--- Start Data supplied ---

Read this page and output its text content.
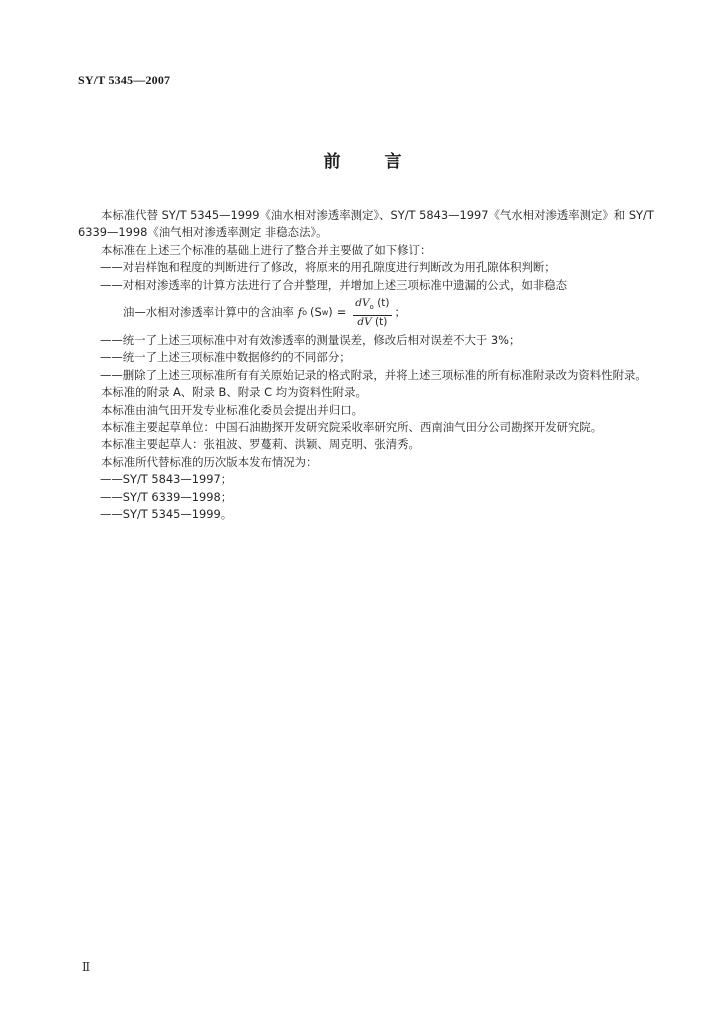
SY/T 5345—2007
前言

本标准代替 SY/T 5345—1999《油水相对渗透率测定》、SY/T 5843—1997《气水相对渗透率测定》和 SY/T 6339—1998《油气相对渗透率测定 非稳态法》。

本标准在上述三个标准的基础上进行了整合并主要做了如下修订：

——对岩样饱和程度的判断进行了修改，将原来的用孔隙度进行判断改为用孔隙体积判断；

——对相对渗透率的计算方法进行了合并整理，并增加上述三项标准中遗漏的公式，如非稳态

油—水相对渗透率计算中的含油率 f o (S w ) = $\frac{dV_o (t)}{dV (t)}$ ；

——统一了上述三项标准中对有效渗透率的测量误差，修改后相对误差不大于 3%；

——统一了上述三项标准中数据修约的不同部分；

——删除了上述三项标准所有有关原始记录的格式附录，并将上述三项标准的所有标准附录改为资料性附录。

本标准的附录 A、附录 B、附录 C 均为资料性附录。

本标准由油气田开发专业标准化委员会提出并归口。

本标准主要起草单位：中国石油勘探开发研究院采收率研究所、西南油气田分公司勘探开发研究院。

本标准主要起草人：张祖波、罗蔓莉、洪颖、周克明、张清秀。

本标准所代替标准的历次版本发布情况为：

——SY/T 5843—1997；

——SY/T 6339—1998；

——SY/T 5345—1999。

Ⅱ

--- End Data supplied ---

Directions: Can the entries above be repeated exactly, without their pictures?

Result:
Read this page and output its text content.
SY/T 5345—2007
前言

本标准代替 SY/T 5345—1999《油水相对渗透率测定》、SY/T 5843—1997《气水相对渗透率测定》和 SY/T 6339—1998《油气相对渗透率测定 非稳态法》。

本标准在上述三个标准的基础上进行了整合并主要做了如下修订：

——对岩样饱和程度的判断进行了修改，将原来的用孔隙度进行判断改为用孔隙体积判断；

——对相对渗透率的计算方法进行了合并整理，并增加上述三项标准中遗漏的公式，如非稳态

油—水相对渗透率计算中的含油率 f o (S w ) = $\frac{dV_o (t)}{dV (t)}$ ；

——统一了上述三项标准中对有效渗透率的测量误差，修改后相对误差不大于 3%；

——统一了上述三项标准中数据修约的不同部分；

——删除了上述三项标准所有有关原始记录的格式附录，并将上述三项标准的所有标准附录改为资料性附录。

本标准的附录 A、附录 B、附录 C 均为资料性附录。

本标准由油气田开发专业标准化委员会提出并归口。

本标准主要起草单位：中国石油勘探开发研究院采收率研究所、西南油气田分公司勘探开发研究院。

本标准主要起草人：张祖波、罗蔓莉、洪颖、周克明、张清秀。

本标准所代替标准的历次版本发布情况为：

——SY/T 5843—1997；

——SY/T 6339—1998；

——SY/T 5345—1999。

Ⅱ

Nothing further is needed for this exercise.